Recorded data
# # # #
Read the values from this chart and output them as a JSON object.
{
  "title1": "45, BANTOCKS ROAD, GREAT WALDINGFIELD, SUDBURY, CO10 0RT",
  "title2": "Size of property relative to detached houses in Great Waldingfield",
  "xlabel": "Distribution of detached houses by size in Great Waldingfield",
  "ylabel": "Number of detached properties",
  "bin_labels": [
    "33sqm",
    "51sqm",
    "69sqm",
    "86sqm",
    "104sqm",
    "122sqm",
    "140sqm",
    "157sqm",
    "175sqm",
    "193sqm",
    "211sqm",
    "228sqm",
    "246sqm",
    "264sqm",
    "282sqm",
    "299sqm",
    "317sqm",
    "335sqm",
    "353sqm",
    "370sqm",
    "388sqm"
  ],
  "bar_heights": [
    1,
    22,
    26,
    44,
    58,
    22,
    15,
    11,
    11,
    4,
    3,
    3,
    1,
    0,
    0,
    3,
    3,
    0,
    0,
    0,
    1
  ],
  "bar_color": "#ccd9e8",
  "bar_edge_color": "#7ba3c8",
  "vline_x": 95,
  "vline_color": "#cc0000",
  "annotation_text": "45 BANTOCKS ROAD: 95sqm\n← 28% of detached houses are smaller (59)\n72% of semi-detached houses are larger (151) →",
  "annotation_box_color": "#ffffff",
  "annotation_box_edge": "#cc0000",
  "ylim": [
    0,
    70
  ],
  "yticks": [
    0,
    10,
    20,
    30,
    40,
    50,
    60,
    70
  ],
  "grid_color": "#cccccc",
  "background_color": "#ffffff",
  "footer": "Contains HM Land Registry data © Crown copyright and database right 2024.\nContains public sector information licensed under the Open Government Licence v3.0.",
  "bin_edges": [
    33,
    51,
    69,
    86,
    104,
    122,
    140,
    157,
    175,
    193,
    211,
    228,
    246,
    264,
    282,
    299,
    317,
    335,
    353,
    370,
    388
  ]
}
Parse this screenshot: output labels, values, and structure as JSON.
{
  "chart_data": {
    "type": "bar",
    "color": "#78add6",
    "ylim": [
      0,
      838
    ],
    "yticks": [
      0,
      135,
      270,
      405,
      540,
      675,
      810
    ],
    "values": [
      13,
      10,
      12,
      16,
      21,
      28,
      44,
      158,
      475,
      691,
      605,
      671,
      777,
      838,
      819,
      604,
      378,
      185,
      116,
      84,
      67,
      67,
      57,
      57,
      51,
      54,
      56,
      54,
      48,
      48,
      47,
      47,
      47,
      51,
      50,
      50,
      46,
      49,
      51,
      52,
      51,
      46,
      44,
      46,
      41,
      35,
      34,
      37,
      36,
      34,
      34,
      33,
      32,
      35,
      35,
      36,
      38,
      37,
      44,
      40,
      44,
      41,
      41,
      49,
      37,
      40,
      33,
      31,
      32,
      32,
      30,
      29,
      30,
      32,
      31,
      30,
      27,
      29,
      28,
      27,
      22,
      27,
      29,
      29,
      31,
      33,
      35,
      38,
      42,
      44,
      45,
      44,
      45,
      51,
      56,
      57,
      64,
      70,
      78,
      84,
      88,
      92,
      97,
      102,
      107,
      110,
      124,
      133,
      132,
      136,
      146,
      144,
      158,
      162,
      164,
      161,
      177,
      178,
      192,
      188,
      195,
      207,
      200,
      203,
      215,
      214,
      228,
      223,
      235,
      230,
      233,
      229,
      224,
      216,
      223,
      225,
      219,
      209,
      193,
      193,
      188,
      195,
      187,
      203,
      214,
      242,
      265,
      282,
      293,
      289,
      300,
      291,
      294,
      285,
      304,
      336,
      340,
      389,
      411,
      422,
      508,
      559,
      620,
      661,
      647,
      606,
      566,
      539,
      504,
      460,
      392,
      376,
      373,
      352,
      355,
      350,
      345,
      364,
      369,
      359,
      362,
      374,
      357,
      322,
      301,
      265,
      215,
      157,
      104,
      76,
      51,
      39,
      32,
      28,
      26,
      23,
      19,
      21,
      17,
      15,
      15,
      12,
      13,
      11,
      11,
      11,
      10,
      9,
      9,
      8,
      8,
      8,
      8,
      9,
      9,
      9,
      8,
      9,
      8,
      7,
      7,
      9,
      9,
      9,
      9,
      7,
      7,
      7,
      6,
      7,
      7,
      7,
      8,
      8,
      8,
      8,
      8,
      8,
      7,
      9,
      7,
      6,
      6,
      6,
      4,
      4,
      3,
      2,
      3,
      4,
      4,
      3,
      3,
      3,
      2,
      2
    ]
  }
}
# # # #
Aim: Look through the entries above. Extract each line with the word "detached".

Solution to the exercise:
  "title2": "Size of property relative to detached houses in Great Waldingfield",
  "xlabel": "Distribution of detached houses by size in Great Waldingfield",
  "ylabel": "Number of detached properties",
  "annotation_text": "45 BANTOCKS ROAD: 95sqm\n← 28% of detached houses are smaller (59)\n72% of semi-detached houses are larger (151) →",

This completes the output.